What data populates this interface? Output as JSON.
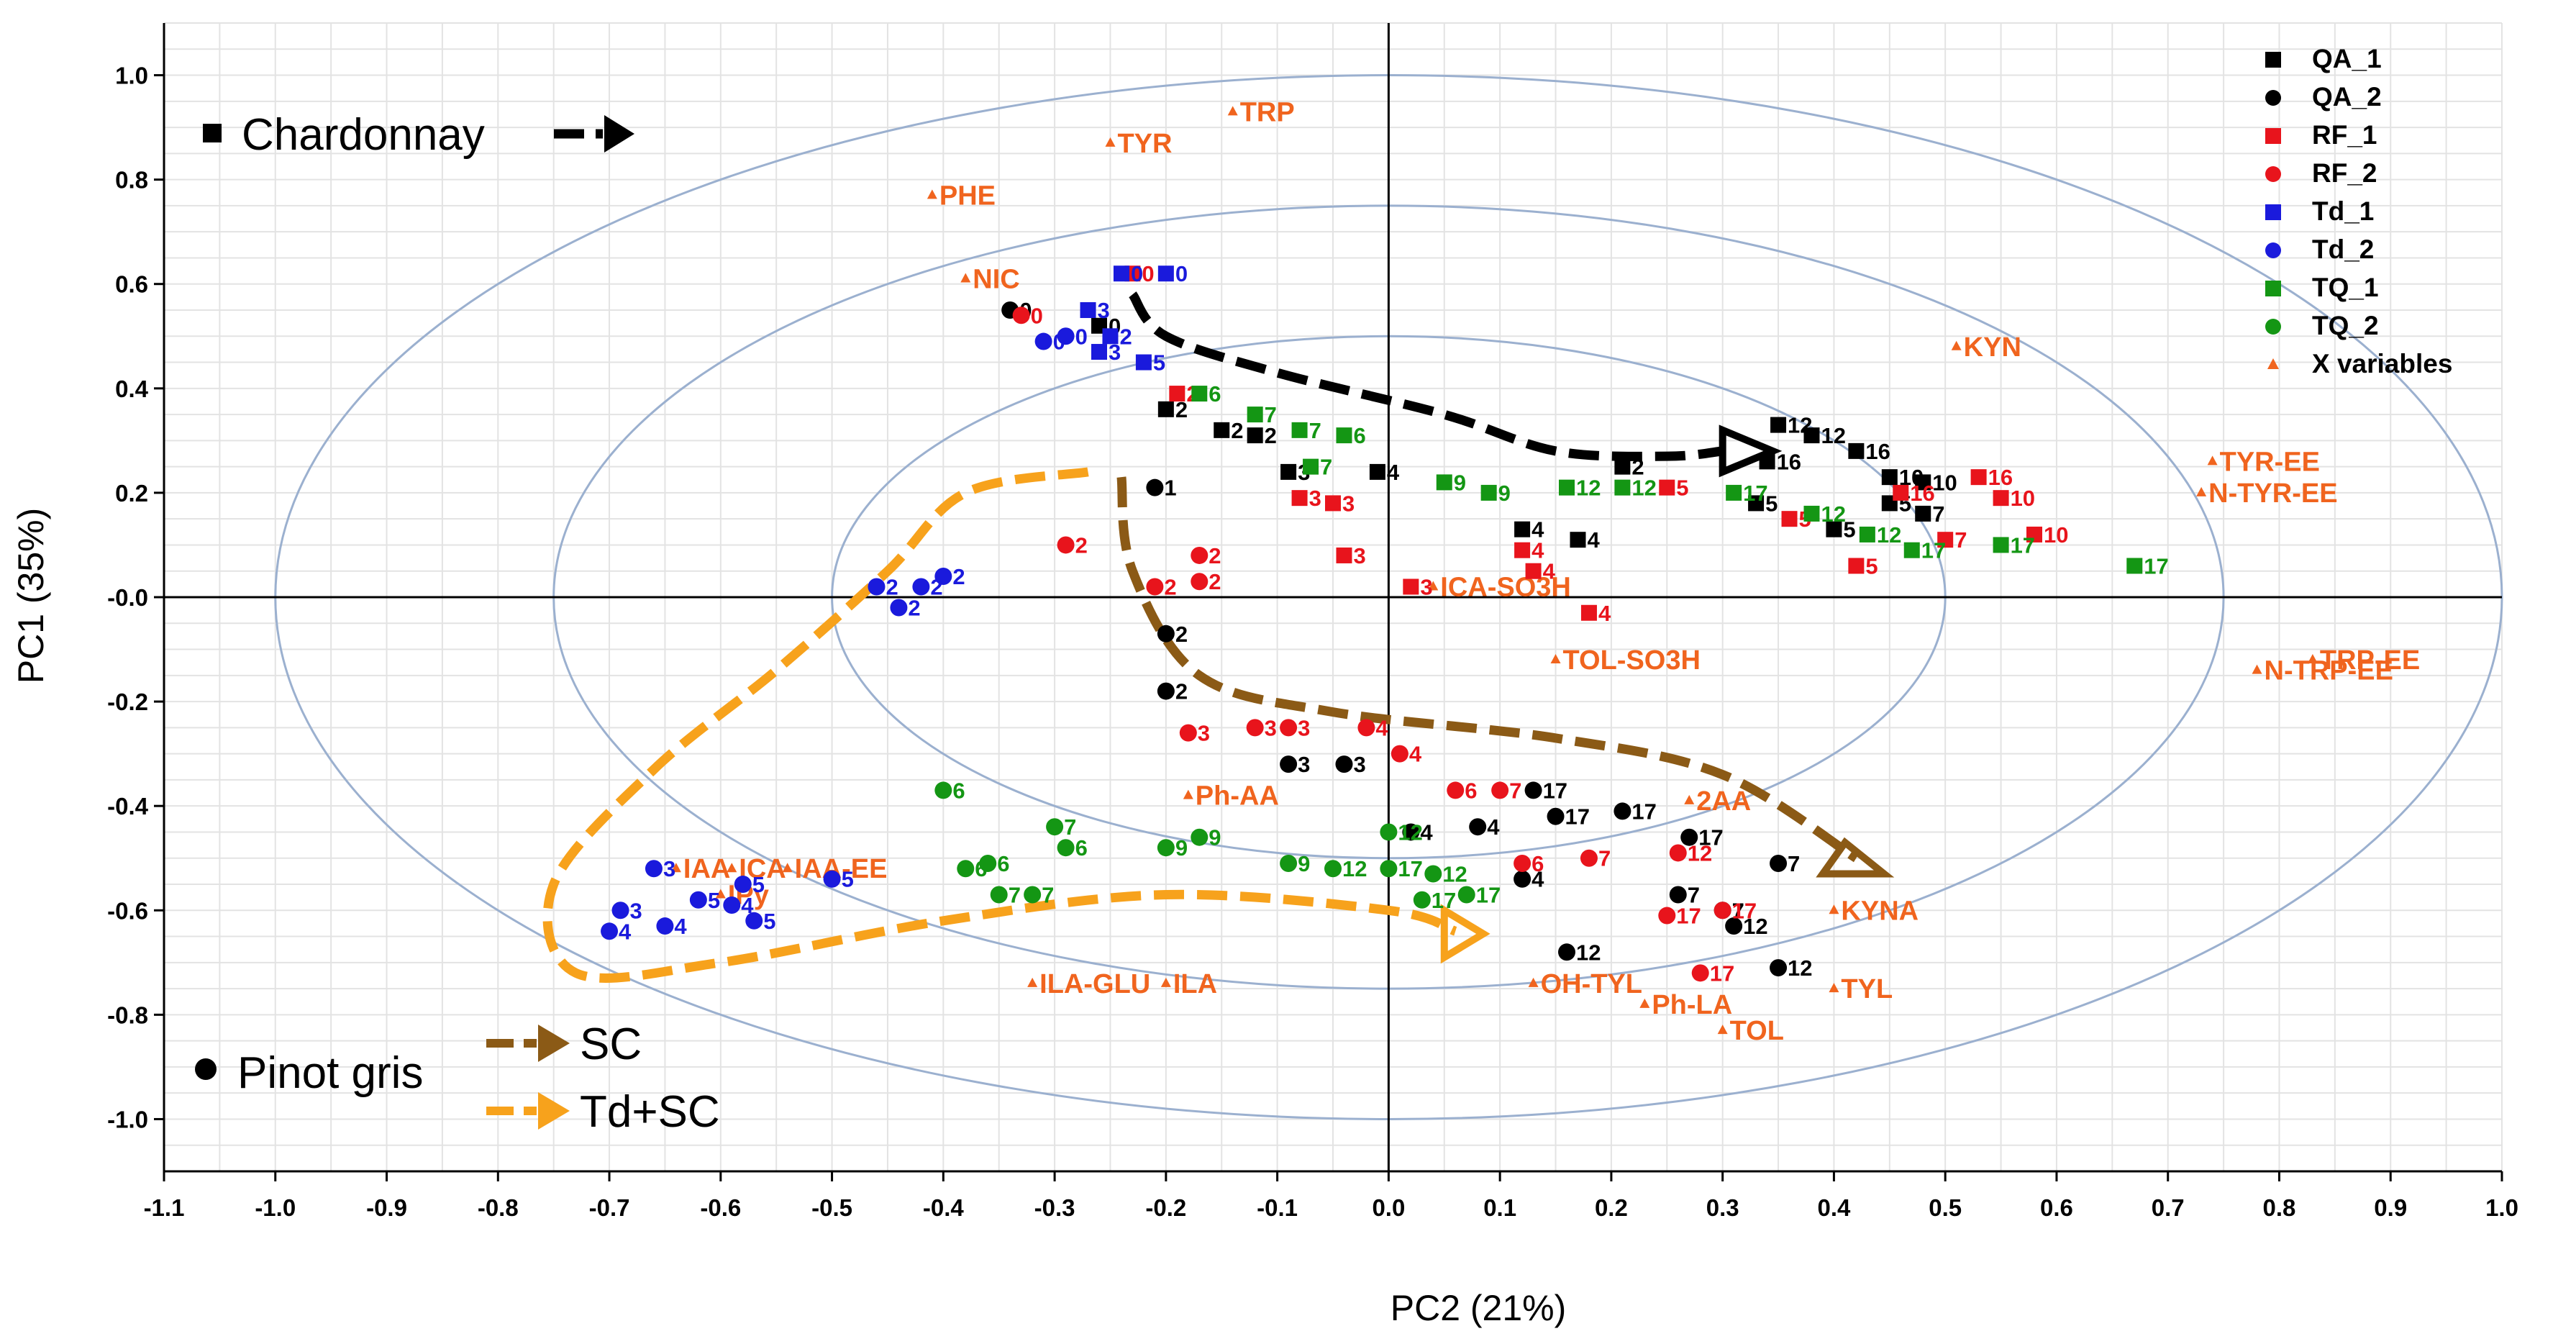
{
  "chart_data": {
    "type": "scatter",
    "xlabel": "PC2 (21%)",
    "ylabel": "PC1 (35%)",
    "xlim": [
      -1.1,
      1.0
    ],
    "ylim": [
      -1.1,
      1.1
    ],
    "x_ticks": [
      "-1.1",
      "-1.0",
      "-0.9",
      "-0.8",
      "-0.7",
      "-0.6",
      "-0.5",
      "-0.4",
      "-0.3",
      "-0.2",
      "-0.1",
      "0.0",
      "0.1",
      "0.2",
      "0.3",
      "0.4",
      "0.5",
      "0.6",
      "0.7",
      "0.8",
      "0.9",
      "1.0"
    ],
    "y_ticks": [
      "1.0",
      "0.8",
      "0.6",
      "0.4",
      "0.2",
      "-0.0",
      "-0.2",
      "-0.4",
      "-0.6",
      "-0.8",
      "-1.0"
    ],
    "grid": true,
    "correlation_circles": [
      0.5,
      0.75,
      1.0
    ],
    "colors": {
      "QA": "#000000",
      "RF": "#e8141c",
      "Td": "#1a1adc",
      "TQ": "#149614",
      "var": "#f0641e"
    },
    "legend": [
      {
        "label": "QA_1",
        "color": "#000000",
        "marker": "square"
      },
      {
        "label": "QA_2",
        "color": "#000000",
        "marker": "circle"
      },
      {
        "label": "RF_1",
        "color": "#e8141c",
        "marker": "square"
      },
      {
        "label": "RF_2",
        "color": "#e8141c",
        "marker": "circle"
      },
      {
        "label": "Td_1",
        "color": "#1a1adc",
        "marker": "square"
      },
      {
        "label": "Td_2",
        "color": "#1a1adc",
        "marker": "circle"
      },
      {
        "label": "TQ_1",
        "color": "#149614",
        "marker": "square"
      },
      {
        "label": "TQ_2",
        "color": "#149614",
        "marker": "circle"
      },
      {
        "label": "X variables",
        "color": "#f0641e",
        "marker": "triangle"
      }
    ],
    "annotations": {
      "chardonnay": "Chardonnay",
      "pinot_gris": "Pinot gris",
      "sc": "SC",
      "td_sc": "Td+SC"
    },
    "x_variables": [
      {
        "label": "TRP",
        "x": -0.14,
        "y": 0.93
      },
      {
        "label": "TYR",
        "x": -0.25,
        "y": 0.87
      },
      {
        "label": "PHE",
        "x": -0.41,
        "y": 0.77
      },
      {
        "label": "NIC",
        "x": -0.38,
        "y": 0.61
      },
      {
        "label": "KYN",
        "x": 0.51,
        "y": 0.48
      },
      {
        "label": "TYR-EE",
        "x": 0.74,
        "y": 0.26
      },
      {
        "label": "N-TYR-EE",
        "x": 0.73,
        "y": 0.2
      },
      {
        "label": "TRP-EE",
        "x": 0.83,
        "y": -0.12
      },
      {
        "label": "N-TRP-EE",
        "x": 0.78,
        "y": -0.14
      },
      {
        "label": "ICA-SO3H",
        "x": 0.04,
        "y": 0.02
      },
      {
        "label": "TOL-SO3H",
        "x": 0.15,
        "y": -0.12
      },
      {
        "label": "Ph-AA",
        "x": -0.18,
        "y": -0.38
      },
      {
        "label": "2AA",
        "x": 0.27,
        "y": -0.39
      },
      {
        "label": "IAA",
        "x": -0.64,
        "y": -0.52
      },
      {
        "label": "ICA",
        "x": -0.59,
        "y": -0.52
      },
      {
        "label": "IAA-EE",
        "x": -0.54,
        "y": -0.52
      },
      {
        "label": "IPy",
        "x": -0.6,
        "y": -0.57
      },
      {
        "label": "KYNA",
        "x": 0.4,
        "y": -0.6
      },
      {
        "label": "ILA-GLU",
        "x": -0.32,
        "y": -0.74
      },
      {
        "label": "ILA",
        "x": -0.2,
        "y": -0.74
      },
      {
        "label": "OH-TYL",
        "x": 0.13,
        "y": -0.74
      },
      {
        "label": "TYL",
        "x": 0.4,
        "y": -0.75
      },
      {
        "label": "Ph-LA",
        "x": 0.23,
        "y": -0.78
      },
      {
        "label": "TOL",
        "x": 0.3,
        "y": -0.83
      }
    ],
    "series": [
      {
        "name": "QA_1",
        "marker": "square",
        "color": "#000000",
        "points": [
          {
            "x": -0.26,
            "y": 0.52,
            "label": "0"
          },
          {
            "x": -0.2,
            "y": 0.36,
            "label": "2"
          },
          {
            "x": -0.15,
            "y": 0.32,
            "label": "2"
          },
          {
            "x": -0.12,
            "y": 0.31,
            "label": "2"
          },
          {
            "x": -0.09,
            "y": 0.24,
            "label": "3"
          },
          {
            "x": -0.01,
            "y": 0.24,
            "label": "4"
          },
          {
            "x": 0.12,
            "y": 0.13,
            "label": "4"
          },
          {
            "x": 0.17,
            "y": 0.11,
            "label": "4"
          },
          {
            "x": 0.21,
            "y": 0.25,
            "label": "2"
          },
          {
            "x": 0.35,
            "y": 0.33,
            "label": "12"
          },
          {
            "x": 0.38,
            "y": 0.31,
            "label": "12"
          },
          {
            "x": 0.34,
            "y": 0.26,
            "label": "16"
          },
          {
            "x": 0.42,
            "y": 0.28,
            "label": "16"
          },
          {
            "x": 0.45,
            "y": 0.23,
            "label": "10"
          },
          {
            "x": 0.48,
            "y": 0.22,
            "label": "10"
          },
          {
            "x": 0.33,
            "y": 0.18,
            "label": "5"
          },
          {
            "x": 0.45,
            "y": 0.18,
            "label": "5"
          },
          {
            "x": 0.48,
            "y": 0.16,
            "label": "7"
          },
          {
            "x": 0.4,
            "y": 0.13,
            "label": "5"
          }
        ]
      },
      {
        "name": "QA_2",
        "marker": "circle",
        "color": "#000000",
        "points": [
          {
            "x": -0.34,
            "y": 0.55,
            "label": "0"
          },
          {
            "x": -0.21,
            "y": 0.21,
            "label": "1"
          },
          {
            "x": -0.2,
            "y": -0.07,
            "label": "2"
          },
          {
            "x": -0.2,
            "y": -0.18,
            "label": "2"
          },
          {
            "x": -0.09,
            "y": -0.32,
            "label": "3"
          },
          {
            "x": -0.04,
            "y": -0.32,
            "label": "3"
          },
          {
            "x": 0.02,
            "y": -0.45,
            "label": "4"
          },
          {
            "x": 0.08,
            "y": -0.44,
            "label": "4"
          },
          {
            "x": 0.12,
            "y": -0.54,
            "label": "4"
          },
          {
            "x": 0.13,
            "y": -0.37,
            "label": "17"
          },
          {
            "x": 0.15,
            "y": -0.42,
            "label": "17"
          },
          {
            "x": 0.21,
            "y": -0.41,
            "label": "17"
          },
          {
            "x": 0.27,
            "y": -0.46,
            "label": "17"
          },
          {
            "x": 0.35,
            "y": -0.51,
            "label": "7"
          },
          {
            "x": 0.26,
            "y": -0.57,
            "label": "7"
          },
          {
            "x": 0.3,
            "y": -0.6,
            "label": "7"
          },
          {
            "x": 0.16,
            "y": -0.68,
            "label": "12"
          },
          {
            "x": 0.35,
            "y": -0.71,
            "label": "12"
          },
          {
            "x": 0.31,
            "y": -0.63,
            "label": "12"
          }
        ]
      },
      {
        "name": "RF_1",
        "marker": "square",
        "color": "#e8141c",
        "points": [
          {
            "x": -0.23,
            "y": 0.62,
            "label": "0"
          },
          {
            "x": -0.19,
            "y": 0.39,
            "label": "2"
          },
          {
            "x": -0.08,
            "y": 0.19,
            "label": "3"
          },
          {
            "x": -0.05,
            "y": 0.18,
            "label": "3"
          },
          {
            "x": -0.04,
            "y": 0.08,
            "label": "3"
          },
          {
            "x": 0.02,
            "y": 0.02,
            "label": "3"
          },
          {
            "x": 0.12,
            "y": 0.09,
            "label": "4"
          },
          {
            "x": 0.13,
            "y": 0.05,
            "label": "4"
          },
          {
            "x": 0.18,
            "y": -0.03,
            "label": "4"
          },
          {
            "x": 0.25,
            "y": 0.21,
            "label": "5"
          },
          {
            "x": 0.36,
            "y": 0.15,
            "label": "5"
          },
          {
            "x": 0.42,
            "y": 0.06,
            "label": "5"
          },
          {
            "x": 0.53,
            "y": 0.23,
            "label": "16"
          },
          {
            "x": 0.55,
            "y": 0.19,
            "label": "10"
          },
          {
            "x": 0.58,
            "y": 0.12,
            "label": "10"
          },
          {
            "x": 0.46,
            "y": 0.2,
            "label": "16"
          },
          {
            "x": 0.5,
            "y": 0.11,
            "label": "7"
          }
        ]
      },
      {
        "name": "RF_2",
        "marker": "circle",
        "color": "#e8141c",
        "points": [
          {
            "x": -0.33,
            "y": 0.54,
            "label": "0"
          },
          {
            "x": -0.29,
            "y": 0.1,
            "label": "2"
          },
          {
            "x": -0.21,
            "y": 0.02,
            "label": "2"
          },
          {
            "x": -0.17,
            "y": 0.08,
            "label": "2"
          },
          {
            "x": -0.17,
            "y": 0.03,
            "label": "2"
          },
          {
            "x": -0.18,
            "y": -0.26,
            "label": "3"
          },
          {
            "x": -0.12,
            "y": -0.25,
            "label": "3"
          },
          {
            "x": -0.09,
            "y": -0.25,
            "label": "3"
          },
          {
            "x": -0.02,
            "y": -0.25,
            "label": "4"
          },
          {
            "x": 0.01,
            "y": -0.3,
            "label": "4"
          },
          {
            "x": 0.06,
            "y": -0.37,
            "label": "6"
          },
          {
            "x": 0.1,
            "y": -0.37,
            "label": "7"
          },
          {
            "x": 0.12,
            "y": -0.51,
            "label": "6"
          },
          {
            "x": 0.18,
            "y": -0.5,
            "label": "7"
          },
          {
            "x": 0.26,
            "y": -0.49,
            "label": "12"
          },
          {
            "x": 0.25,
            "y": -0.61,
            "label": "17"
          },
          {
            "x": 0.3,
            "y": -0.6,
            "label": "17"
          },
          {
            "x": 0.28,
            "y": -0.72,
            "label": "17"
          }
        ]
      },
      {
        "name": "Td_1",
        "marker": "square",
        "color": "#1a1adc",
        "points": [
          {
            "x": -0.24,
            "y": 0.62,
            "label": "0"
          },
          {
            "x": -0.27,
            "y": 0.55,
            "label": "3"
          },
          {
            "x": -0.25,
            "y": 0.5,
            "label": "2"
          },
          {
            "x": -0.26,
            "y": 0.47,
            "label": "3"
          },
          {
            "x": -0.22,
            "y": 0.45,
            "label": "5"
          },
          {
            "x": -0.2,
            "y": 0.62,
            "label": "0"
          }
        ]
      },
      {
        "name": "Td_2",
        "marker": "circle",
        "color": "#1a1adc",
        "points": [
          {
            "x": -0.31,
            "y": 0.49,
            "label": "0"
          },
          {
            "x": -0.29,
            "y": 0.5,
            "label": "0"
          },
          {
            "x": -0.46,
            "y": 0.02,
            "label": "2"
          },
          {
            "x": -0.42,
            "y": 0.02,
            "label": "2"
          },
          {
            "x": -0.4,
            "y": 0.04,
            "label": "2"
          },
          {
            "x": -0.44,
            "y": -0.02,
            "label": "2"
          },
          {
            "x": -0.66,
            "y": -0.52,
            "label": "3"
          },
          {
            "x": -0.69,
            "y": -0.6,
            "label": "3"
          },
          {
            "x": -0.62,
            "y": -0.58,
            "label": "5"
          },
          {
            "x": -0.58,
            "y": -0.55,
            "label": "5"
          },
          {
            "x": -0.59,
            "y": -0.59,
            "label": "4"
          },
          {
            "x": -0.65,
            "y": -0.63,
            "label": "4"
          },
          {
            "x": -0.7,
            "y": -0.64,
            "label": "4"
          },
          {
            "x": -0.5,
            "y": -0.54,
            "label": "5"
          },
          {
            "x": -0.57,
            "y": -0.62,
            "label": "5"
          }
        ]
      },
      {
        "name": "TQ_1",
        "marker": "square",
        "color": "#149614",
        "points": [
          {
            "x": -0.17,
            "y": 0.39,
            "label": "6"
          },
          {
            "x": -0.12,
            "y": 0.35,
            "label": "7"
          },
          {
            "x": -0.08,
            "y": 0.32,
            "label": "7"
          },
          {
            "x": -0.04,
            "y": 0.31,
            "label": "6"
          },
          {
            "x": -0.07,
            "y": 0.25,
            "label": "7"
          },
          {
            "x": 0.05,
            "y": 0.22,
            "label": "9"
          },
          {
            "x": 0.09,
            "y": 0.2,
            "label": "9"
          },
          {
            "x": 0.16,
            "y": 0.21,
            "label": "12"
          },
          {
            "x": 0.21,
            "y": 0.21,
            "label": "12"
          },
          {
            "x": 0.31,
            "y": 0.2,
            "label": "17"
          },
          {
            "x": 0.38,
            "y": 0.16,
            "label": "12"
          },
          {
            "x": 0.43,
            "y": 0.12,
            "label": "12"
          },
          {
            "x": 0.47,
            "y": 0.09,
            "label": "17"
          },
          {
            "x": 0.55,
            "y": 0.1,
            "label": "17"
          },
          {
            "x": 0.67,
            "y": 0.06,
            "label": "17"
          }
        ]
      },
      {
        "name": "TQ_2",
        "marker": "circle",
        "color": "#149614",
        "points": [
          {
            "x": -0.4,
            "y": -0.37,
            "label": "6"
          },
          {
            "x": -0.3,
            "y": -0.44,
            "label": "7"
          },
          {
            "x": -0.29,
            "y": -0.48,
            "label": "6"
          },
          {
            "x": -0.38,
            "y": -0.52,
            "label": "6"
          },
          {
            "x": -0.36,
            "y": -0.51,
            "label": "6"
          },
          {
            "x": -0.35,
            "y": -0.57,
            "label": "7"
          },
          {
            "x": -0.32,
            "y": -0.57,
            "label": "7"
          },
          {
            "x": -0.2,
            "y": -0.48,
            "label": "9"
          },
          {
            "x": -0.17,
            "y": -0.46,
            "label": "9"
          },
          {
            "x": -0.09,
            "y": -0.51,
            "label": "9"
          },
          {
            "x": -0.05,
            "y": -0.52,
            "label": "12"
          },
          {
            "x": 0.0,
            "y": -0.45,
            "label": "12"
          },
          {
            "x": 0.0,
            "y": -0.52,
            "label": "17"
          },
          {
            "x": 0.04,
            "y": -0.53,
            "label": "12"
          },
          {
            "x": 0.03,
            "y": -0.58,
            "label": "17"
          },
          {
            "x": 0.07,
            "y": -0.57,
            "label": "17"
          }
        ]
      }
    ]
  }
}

──────

Instructions for the task: Among the entries above, how many lines hold the string "name"? Give the number by itself.

Task answer: 8